### Goal
Return the entries below verbatim. Pictures stay out.

- - - -

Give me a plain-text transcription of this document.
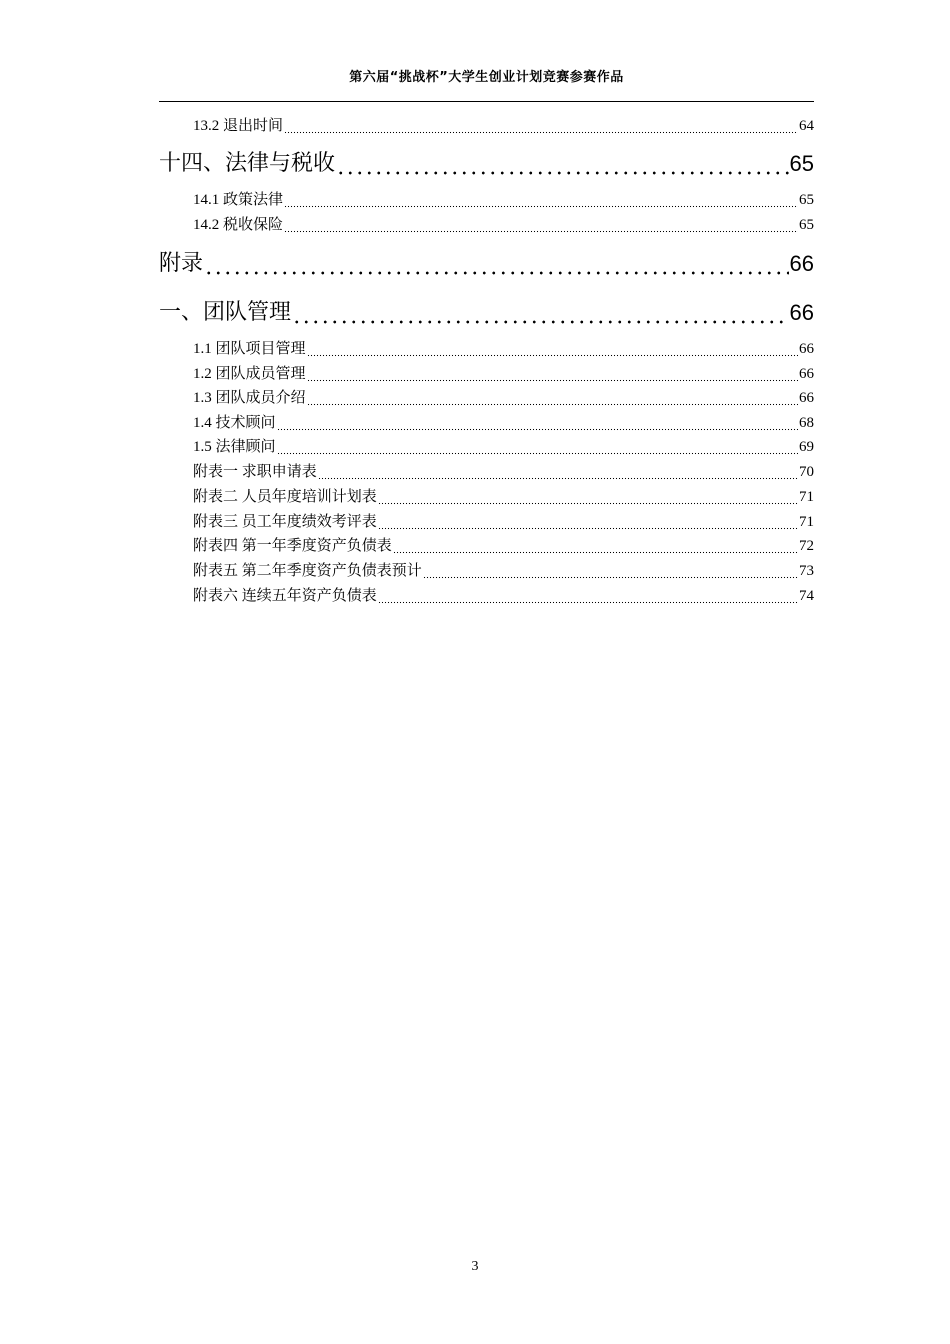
第六届“挑战杯”大学生创业计划竞赛参赛作品
13.2 退出时间	64
十四、法律与税收	65
14.1 政策法律	65
14.2 税收保险	65
附录	66
一、团队管理	66
1.1 团队项目管理	66
1.2 团队成员管理	66
1.3 团队成员介绍	66
1.4 技术顾问	68
1.5 法律顾问	69
附表一 求职申请表	70
附表二 人员年度培训计划表	71
附表三 员工年度绩效考评表	71
附表四 第一年季度资产负债表	72
附表五 第二年季度资产负债表预计	73
附表六 连续五年资产负债表	74
3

- - - -

### Task answer
Give me a plain-text transcription of this document.
第六届“挑战杯”大学生创业计划竞赛参赛作品
13.2 退出时间	64
十四、法律与税收	65
14.1 政策法律	65
14.2 税收保险	65
附录	66
一、团队管理	66
1.1 团队项目管理	66
1.2 团队成员管理	66
1.3 团队成员介绍	66
1.4 技术顾问	68
1.5 法律顾问	69
附表一 求职申请表	70
附表二 人员年度培训计划表	71
附表三 员工年度绩效考评表	71
附表四 第一年季度资产负债表	72
附表五 第二年季度资产负债表预计	73
附表六 连续五年资产负债表	74
3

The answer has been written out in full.